EXERCISE INSTRUCTIONS:
Scan the listing and work out how many lines contain the word "Arbetssökande". Nothing but the number should be given.

BEGIN DATA SHOWN

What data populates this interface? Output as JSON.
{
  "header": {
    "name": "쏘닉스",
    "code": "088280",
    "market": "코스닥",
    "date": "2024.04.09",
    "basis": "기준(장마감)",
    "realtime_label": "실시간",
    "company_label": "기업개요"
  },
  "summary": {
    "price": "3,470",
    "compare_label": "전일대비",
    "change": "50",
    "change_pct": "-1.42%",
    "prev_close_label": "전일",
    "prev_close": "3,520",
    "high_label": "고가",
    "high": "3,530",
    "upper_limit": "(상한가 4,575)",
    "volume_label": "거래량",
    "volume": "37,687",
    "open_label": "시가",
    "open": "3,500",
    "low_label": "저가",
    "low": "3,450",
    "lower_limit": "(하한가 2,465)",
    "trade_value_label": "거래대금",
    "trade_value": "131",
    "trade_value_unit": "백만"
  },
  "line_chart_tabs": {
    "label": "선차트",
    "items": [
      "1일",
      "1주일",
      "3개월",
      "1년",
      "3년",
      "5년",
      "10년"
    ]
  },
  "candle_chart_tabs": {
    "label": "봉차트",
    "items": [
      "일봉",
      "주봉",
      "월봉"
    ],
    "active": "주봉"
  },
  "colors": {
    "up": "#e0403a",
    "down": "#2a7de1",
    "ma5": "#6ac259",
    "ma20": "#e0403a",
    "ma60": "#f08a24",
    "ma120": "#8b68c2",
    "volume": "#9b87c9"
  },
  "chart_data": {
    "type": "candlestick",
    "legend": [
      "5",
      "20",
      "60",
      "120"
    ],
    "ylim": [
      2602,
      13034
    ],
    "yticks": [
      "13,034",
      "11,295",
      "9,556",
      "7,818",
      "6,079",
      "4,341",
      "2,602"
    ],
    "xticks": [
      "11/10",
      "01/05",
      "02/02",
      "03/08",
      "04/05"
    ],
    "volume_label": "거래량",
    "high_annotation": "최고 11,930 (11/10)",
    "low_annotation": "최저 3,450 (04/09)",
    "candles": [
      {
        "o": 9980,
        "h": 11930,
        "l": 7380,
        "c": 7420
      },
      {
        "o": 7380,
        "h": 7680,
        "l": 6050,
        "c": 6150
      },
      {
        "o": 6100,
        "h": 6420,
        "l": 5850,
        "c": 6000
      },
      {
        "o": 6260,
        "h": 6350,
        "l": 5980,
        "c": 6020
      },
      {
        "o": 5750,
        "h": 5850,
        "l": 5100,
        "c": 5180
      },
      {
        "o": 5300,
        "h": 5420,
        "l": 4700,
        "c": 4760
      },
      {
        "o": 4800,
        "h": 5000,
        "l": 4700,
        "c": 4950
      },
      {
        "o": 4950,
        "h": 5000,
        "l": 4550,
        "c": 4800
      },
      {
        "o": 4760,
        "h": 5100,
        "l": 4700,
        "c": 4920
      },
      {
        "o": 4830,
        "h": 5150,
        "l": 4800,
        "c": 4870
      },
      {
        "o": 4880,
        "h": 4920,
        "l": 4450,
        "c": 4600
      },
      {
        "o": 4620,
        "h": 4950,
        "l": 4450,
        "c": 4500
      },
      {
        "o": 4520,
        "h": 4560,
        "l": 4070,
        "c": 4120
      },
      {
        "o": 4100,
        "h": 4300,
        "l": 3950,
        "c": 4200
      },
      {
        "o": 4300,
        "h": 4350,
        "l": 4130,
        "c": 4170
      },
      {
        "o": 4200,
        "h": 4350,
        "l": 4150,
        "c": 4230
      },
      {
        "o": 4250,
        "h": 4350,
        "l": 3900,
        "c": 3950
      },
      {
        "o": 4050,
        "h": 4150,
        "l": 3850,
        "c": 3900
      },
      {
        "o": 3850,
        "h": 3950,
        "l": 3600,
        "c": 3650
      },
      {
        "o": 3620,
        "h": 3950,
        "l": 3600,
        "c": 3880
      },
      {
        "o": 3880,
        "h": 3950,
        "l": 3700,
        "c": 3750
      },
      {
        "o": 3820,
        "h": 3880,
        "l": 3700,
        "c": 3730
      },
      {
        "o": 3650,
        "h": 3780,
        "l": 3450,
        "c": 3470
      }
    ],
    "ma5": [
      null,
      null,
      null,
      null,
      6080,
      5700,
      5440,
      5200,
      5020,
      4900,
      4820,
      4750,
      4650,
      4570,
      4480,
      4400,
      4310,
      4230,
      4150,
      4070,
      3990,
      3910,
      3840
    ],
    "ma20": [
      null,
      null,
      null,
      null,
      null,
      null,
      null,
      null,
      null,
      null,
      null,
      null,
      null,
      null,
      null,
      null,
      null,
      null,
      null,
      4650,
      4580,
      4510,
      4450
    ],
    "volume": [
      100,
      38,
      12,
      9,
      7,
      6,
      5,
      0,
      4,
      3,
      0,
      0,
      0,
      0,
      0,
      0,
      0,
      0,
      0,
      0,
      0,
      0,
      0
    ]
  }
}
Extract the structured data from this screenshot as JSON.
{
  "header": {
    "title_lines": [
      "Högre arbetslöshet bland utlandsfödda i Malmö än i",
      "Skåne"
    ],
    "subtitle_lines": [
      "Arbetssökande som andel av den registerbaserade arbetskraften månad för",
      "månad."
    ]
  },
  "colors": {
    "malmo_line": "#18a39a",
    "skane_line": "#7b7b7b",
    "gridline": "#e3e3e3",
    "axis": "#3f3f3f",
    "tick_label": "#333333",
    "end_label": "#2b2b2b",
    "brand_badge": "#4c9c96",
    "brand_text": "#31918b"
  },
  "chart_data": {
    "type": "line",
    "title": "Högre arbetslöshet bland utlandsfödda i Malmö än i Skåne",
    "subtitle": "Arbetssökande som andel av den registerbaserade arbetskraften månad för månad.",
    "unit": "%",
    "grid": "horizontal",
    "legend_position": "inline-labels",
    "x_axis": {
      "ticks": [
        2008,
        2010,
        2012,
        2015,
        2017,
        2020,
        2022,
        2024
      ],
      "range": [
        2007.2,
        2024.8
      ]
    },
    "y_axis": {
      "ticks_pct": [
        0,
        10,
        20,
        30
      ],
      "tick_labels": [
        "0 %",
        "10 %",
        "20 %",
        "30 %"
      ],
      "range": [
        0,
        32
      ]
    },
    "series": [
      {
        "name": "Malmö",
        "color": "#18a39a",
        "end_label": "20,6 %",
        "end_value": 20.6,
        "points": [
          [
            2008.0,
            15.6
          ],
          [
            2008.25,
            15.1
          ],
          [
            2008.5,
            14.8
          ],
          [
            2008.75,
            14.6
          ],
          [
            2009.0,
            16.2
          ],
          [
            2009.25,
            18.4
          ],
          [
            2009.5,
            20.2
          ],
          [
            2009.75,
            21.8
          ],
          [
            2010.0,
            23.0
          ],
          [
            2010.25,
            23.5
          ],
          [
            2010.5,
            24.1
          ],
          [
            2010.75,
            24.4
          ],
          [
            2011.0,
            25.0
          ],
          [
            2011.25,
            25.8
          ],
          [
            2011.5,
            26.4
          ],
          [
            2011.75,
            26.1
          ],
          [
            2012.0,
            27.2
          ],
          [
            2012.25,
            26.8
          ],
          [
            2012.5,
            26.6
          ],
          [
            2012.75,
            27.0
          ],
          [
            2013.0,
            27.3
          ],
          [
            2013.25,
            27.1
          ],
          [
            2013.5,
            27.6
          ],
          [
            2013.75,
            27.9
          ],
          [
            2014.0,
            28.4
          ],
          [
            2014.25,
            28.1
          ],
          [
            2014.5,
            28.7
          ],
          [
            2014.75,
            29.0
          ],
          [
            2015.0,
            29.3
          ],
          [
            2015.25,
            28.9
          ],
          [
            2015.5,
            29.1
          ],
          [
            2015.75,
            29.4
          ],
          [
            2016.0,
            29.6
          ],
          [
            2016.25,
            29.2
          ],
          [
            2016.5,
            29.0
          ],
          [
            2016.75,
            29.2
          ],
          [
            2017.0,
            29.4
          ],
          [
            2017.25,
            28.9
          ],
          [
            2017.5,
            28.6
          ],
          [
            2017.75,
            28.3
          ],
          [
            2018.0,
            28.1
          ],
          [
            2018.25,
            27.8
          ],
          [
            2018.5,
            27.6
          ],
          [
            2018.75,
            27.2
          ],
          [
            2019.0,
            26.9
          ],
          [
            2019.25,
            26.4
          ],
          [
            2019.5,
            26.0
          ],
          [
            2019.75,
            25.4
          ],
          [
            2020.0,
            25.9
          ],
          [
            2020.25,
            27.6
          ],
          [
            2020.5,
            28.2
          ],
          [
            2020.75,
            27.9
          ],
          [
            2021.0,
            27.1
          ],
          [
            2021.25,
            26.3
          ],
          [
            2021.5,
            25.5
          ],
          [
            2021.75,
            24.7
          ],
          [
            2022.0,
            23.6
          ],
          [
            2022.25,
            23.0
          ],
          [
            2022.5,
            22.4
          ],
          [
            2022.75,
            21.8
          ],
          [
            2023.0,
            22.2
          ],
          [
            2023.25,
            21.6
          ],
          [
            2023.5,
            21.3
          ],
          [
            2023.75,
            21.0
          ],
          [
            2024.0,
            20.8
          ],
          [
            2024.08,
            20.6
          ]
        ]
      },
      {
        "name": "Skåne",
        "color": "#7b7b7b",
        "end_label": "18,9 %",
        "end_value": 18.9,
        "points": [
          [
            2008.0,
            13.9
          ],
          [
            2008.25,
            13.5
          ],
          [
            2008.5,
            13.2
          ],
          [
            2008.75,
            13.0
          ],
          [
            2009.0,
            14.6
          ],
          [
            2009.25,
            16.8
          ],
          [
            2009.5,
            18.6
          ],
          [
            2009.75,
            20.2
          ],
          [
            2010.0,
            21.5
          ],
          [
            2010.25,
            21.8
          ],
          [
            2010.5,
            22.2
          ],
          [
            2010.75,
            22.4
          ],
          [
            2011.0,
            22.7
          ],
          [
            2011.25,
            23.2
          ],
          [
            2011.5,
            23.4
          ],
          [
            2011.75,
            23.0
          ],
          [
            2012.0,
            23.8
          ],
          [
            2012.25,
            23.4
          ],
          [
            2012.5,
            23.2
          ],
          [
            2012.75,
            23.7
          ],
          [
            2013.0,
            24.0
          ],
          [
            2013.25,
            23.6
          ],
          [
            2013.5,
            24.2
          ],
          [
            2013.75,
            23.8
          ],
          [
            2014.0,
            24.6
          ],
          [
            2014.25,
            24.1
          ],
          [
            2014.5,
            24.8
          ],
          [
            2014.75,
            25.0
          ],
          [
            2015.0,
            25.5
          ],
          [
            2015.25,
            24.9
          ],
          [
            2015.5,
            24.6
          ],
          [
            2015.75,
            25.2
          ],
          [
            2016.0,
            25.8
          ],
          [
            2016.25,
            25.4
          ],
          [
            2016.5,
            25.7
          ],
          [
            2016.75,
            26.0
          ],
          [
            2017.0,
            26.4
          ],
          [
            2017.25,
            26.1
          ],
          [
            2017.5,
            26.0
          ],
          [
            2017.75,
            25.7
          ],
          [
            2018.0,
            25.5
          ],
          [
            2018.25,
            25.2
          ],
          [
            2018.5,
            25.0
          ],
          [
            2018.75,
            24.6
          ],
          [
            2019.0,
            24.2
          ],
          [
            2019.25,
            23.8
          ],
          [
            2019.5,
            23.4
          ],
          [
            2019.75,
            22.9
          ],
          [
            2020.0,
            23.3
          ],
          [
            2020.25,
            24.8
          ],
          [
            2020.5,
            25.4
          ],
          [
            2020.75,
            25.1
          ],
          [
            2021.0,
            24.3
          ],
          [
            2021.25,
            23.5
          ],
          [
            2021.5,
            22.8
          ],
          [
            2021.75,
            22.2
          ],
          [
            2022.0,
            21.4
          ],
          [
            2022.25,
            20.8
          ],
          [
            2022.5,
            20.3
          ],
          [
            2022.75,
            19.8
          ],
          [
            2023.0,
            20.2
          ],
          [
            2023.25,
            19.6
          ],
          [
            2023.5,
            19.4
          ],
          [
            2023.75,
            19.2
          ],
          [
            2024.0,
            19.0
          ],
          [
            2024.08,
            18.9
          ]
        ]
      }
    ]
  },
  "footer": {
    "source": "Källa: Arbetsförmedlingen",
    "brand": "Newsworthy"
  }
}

END DATA SHOWN

THE RESPONSE:
2